▶ [REQUIRED WORK]
Quote the records in full and leave their pictures out.

▶ [STORED ROWS]
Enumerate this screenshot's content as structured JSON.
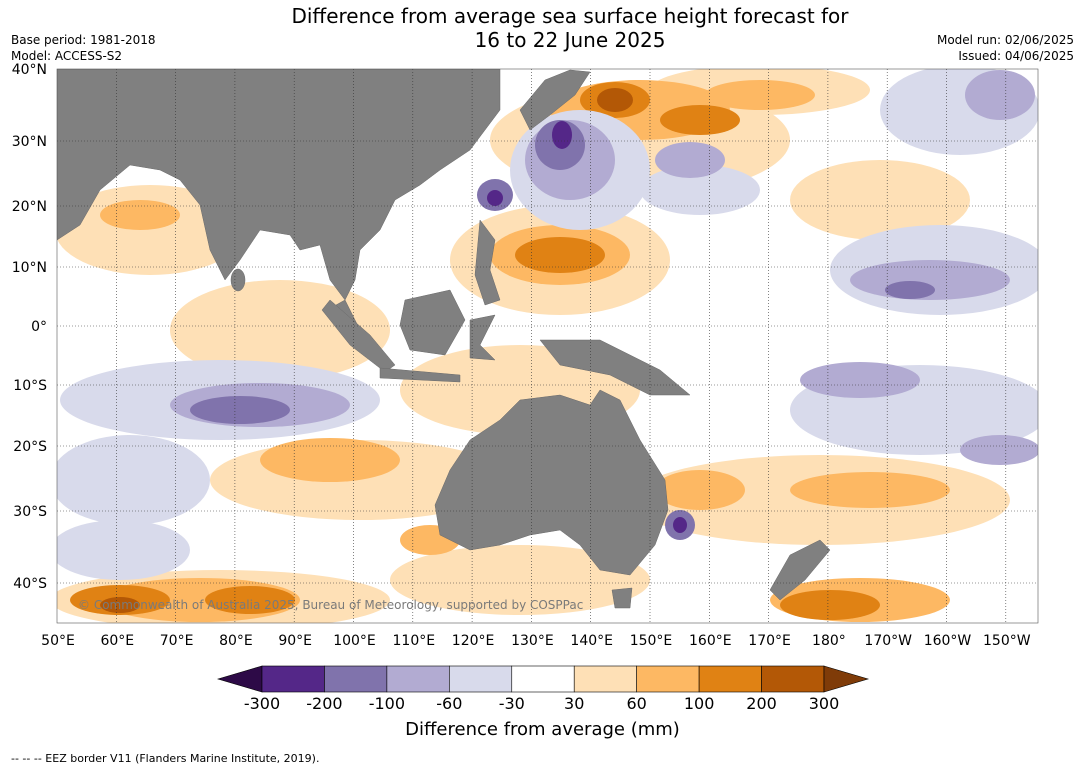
{
  "header": {
    "title_line1": "Difference from average sea surface height forecast for",
    "title_line2": "16 to 22 June 2025",
    "base_period": "Base period: 1981-2018",
    "model": "Model: ACCESS-S2",
    "model_run": "Model run: 02/06/2025",
    "issued": "Issued: 04/06/2025"
  },
  "map": {
    "lat_labels": [
      "40°N",
      "30°N",
      "20°N",
      "10°N",
      "0°",
      "10°S",
      "20°S",
      "30°S",
      "40°S"
    ],
    "lon_labels": [
      "50°E",
      "60°E",
      "70°E",
      "80°E",
      "90°E",
      "100°E",
      "110°E",
      "120°E",
      "130°E",
      "140°E",
      "150°E",
      "160°E",
      "170°E",
      "180°",
      "170°W",
      "160°W",
      "150°W"
    ],
    "copyright": "© Commonwealth of Australia 2025, Bureau of Meteorology, supported by COSPPac",
    "colors": {
      "land": "#808080",
      "ocean": "#ffffff"
    }
  },
  "colorbar": {
    "ticks": [
      "-300",
      "-200",
      "-100",
      "-60",
      "-30",
      "30",
      "60",
      "100",
      "200",
      "300"
    ],
    "colors": [
      "#2d0a47",
      "#542788",
      "#8073ac",
      "#b2abd2",
      "#d8daeb",
      "#ffffff",
      "#fee0b6",
      "#fdb863",
      "#e08214",
      "#b35806",
      "#7f3b08"
    ],
    "label": "Difference from average (mm)"
  },
  "footer": {
    "legend_note": "-- -- -- EEZ border V11 (Flanders Marine Institute, 2019)."
  }
}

▶ [FINAL RESULT]
Enumerate this screenshot's content as structured JSON.
{
  "header": {
    "title_line1": "Difference from average sea surface height forecast for",
    "title_line2": "16 to 22 June 2025",
    "base_period": "Base period: 1981-2018",
    "model": "Model: ACCESS-S2",
    "model_run": "Model run: 02/06/2025",
    "issued": "Issued: 04/06/2025"
  },
  "map": {
    "lat_labels": [
      "40°N",
      "30°N",
      "20°N",
      "10°N",
      "0°",
      "10°S",
      "20°S",
      "30°S",
      "40°S"
    ],
    "lon_labels": [
      "50°E",
      "60°E",
      "70°E",
      "80°E",
      "90°E",
      "100°E",
      "110°E",
      "120°E",
      "130°E",
      "140°E",
      "150°E",
      "160°E",
      "170°E",
      "180°",
      "170°W",
      "160°W",
      "150°W"
    ],
    "copyright": "© Commonwealth of Australia 2025, Bureau of Meteorology, supported by COSPPac",
    "colors": {
      "land": "#808080",
      "ocean": "#ffffff"
    }
  },
  "colorbar": {
    "ticks": [
      "-300",
      "-200",
      "-100",
      "-60",
      "-30",
      "30",
      "60",
      "100",
      "200",
      "300"
    ],
    "colors": [
      "#2d0a47",
      "#542788",
      "#8073ac",
      "#b2abd2",
      "#d8daeb",
      "#ffffff",
      "#fee0b6",
      "#fdb863",
      "#e08214",
      "#b35806",
      "#7f3b08"
    ],
    "label": "Difference from average (mm)"
  },
  "footer": {
    "legend_note": "-- -- -- EEZ border V11 (Flanders Marine Institute, 2019)."
  }
}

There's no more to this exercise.